» Aim of the task: Turn the listing lines from the line with "identify all the" to the line with "boarding-seal-cell <box>460 793 558 842</box>", both included, into a Markdown table with the columns Row and Line. Number each line in order, skip blank lines, and leave the pictures out.

=== Supplied information ===

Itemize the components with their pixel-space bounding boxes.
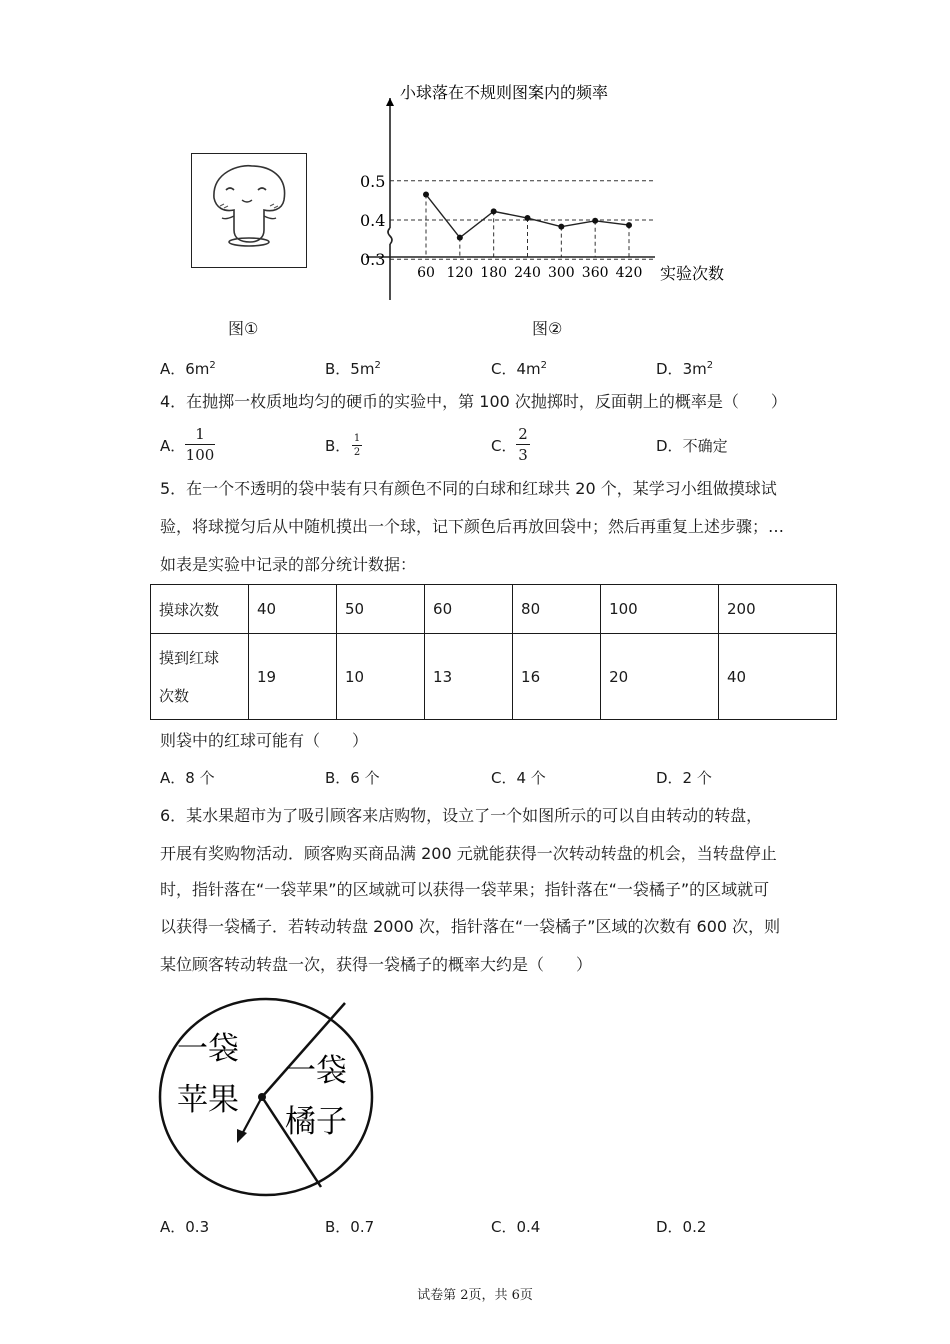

===
=== Supplied information ===

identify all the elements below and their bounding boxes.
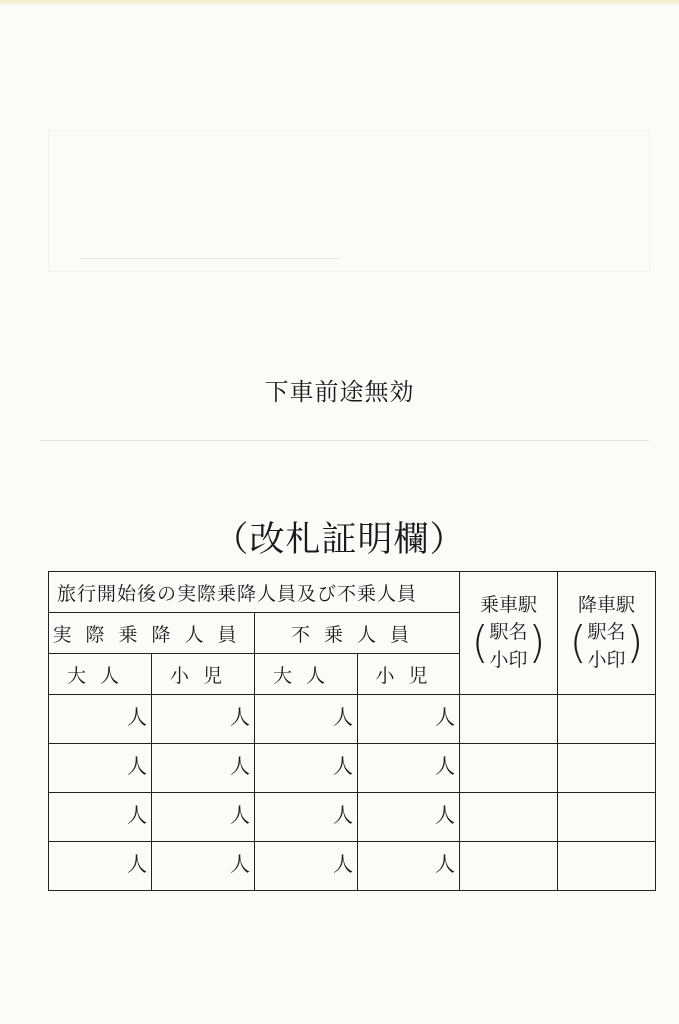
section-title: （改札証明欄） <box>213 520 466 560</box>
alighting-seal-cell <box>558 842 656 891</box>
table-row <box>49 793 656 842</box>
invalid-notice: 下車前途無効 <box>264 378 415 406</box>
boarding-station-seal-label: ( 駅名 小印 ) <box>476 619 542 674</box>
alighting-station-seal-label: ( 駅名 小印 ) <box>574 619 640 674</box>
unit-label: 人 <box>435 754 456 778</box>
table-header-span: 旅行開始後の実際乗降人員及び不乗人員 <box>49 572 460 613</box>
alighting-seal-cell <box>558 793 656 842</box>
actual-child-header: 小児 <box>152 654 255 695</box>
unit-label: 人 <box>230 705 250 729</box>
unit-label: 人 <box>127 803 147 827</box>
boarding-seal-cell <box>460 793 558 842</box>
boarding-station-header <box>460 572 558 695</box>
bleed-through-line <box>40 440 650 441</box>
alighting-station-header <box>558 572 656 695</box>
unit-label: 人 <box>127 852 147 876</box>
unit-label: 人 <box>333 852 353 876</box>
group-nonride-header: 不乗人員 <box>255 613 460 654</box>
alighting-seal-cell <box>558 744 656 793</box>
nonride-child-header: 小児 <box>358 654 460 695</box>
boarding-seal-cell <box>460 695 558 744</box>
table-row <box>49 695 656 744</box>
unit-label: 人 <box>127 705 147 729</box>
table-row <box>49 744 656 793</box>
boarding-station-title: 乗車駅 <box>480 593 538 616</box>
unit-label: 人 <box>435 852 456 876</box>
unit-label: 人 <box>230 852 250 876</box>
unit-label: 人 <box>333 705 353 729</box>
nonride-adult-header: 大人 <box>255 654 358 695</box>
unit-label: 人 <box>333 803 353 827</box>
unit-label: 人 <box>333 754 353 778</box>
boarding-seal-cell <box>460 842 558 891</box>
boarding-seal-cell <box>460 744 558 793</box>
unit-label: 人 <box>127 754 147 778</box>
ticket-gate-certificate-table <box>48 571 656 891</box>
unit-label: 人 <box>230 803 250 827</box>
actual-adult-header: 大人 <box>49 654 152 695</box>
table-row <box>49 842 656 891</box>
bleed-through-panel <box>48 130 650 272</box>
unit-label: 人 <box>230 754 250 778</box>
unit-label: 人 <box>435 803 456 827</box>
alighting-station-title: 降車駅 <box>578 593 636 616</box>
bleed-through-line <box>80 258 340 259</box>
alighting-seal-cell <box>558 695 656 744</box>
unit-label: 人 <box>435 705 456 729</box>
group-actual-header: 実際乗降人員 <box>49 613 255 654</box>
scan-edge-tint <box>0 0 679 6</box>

===

» Solution to this task:
| Row | Line |
|---|---|
| 1 | identify all the elements below and their bounding boxes. |
| 2 | section-title: （改札証明欄） <box>213 520 466 560</box> |
| 3 | alighting-seal-cell <box>558 842 656 891</box> |
| 4 | table-row <box>49 793 656 842</box> |
| 5 | invalid-notice: 下車前途無効 <box>264 378 415 406</box> |
| 6 | boarding-station-seal-label: ( 駅名 小印 ) <box>476 619 542 674</box> |
| 7 | alighting-station-seal-label: ( 駅名 小印 ) <box>574 619 640 674</box> |
| 8 | unit-label: 人 <box>435 754 456 778</box> |
| 9 | table-header-span: 旅行開始後の実際乗降人員及び不乗人員 <box>49 572 460 613</box> |
| 10 | alighting-seal-cell <box>558 793 656 842</box> |
| 11 | actual-child-header: 小児 <box>152 654 255 695</box> |
| 12 | unit-label: 人 <box>230 705 250 729</box> |
| 13 | unit-label: 人 <box>127 803 147 827</box> |
| 14 | boarding-seal-cell <box>460 793 558 842</box> |